-- TEXTO FORNECIDO --
= = = = = = =

03/JUN 2026
Jornalista responsável: Marcos Santos

Projeto realiza oficinas gratuitas em prol da conservação do Parque Sumaúma

Publicado em 21 de agosto, 2023

Projeto realiza oficinas gratuitas em prol da conservação do Parque Sumaúma

Foto: Divulgação

Nesta quarta e quinta-feira, dias 23 e 24 de agosto, das 9h às 10h, acontecerão as oficinas sobre Plantas Alimentícias Não Convencionais (PANCs) e como aproveitá-las e sobre compostagem doméstica a partir de sobras de alimentos, respectivamente, no Centro Estadual de Convivência da Família Pe. Pedro Vignolia, situado no bairro Cidade Nova. Não precisa fazer inscrição para participar e as atividades são gratuitas.

As ações fazem parte do projeto “Reconectar e Conservar”, que tem a missão de sensibilizar a população e fortalecer a rede de conservação em prol do Parque Estadual Sumaúma e dos remanescentes florestais urbanos, localizado na Avenida Bacuri, s/n, no bairro Cidade Nova, na Zona Norte da cidade.

= = = = = = =

Dados de análise de layout de documentos
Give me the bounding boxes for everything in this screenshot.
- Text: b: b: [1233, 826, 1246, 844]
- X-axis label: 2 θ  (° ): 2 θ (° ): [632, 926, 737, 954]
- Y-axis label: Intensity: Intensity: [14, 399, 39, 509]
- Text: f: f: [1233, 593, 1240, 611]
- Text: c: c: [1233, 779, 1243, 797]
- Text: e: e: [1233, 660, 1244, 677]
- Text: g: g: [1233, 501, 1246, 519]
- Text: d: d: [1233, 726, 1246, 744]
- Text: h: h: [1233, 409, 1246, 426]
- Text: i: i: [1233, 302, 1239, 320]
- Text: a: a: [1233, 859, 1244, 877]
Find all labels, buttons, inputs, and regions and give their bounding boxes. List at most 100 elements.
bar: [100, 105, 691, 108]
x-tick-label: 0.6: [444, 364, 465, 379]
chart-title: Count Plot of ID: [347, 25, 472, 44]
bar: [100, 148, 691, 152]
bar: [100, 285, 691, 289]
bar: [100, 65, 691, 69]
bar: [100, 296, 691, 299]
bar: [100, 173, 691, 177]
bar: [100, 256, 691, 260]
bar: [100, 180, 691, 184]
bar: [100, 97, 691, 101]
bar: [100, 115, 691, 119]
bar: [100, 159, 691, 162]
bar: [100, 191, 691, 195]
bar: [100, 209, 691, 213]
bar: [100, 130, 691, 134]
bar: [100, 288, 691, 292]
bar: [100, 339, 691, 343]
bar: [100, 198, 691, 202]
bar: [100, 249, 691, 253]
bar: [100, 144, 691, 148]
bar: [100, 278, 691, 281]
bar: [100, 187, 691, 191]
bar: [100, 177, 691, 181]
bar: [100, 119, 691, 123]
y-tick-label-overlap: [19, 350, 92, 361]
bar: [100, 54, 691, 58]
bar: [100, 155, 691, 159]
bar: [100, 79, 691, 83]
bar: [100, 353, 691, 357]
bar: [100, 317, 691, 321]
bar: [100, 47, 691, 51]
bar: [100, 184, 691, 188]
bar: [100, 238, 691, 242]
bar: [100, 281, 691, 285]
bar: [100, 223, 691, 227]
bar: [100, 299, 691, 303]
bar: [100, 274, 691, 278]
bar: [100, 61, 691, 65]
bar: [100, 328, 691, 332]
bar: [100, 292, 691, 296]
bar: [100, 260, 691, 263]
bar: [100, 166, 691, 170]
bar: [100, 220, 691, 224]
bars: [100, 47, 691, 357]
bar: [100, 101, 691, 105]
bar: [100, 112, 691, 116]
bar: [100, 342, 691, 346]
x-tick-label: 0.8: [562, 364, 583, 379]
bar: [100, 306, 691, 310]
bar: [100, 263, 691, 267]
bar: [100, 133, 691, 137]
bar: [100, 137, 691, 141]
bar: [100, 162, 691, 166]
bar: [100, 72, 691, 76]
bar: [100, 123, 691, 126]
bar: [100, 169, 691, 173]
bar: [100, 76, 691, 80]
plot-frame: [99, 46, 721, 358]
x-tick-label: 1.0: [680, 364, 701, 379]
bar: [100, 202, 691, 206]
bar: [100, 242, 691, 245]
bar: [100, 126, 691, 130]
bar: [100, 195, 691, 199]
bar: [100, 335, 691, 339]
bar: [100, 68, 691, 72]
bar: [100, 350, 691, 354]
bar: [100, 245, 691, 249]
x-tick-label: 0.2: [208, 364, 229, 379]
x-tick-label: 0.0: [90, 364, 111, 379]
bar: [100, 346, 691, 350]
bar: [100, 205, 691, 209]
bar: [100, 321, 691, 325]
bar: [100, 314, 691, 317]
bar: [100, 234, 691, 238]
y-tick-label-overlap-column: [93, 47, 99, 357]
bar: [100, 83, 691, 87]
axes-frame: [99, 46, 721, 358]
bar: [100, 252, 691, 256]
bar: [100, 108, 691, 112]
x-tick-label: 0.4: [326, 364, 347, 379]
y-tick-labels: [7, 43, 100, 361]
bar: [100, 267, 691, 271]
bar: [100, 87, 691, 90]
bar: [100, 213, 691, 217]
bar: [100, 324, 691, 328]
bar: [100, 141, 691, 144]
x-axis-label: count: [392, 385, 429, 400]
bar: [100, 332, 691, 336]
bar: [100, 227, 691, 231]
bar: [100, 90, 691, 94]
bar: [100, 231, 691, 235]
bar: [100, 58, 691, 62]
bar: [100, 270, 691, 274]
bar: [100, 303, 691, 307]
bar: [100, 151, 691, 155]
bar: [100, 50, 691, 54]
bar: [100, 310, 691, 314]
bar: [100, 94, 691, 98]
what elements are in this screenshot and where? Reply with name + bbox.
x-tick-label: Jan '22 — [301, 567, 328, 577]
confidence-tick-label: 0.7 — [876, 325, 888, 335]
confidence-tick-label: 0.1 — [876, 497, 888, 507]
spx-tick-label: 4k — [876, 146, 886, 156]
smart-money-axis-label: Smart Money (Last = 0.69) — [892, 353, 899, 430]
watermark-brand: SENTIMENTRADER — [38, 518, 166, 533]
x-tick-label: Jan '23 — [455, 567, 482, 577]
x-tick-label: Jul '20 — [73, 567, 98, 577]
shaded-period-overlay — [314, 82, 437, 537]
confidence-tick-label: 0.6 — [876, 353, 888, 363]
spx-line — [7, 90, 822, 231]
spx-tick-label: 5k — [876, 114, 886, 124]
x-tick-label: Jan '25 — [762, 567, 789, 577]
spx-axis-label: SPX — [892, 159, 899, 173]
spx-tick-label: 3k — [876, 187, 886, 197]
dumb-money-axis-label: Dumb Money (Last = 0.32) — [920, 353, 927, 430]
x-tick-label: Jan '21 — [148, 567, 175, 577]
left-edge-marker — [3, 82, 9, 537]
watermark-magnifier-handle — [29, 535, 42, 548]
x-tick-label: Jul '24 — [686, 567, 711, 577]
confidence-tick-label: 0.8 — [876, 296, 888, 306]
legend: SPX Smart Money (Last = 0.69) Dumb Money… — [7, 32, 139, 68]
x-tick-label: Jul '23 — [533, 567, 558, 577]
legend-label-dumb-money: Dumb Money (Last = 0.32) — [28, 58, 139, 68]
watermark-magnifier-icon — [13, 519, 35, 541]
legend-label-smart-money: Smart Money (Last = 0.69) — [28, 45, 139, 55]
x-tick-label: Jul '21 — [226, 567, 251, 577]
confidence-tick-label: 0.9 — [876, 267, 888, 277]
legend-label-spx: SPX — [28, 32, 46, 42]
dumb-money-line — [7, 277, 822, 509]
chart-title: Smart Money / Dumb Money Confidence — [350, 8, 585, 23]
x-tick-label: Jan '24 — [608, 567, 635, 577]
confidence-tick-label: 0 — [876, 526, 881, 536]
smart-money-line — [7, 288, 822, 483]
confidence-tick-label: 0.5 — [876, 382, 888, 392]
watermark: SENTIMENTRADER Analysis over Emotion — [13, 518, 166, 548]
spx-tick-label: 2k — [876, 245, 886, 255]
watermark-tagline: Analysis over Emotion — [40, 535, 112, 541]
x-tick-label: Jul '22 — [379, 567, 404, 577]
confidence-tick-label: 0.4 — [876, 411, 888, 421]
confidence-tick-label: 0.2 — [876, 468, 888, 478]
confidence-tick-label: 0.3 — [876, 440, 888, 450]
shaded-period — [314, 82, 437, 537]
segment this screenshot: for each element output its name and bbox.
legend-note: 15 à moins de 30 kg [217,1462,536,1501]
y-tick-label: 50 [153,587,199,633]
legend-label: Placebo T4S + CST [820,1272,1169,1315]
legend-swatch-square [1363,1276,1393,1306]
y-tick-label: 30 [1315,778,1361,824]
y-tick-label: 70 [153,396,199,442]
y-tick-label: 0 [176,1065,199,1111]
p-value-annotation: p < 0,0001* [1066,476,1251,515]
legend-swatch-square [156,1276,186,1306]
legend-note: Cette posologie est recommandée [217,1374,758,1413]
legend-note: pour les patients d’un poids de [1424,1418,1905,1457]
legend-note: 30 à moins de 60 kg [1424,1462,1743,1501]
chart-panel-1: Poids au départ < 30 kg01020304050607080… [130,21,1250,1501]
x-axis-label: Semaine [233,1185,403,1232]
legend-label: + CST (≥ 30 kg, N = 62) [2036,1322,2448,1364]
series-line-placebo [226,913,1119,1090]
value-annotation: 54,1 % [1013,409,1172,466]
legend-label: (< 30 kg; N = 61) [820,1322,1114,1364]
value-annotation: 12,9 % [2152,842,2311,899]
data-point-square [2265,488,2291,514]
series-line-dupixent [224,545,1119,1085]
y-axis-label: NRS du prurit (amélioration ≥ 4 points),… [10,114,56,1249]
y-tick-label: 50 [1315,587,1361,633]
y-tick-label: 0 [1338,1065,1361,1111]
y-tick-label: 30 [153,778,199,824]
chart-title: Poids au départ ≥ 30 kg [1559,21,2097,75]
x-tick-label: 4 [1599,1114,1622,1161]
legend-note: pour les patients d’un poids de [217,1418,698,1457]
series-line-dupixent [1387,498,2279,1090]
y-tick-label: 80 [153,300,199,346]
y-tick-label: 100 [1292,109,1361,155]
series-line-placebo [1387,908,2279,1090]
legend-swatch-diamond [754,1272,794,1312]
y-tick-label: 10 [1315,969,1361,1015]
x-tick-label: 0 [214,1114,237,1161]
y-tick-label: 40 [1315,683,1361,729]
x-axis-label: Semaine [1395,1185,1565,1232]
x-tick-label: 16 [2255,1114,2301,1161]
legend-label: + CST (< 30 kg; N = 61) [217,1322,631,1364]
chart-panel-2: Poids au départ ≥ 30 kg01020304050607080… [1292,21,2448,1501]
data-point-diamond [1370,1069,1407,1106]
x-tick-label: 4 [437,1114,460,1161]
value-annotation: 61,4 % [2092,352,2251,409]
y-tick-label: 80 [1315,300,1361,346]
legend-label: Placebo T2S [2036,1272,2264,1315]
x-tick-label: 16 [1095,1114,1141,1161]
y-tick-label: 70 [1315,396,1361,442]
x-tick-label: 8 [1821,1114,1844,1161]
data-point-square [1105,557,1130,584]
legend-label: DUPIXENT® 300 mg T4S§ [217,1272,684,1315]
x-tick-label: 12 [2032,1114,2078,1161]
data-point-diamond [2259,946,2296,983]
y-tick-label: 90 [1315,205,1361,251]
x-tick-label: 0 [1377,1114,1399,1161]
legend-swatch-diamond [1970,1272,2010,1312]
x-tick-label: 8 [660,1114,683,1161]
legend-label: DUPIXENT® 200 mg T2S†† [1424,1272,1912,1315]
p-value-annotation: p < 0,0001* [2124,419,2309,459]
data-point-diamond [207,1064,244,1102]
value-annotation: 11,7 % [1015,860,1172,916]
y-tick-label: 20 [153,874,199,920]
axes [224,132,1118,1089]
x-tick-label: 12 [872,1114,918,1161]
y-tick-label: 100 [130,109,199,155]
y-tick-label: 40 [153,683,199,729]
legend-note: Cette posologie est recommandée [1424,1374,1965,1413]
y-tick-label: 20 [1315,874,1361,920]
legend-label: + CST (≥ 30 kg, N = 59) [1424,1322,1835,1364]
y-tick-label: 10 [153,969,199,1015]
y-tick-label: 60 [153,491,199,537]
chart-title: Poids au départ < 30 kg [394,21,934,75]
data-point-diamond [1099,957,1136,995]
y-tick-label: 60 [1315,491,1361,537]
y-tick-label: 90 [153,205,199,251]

= = = = = = =

-- EXERCÍCIOS A RESOLVER --
1. Cite o trecho da notícia sobre as oficinas do Parque Sumaúma que começa em "Foto: Divulgação" e termina em "atividades são gratuitas.".
2. Responda com base na notícia sobre as oficinas do Parque Sumaúma:
(a) Em que horário acontecerão as oficinas?
(b) Em que local as oficinas serão realizadas?
(c) De qual projeto as ações fazem parte?
Os registros não têm relação com a notícia.

-- RESPOSTAS --
1.
Foto: Divulgação

Nesta quarta e quinta-feira, dias 23 e 24 de agosto, das 9h às 10h, acontecerão as oficinas sobre Plantas Alimentícias Não Convencionais (PANCs) e como aproveitá-las e sobre compostagem doméstica a partir de sobras de alimentos, respectivamente, no Centro Estadual de Convivência da Família Pe. Pedro Vignolia, situado no bairro Cidade Nova. Não precisa fazer inscrição para participar e as atividades são gratuitas.

2.
(a) Das 9h às 10h.
(b) No Centro Estadual de Convivência da Família Pe. Pedro Vignolia, no bairro Cidade Nova.
(c) Do projeto "Reconectar e Conservar".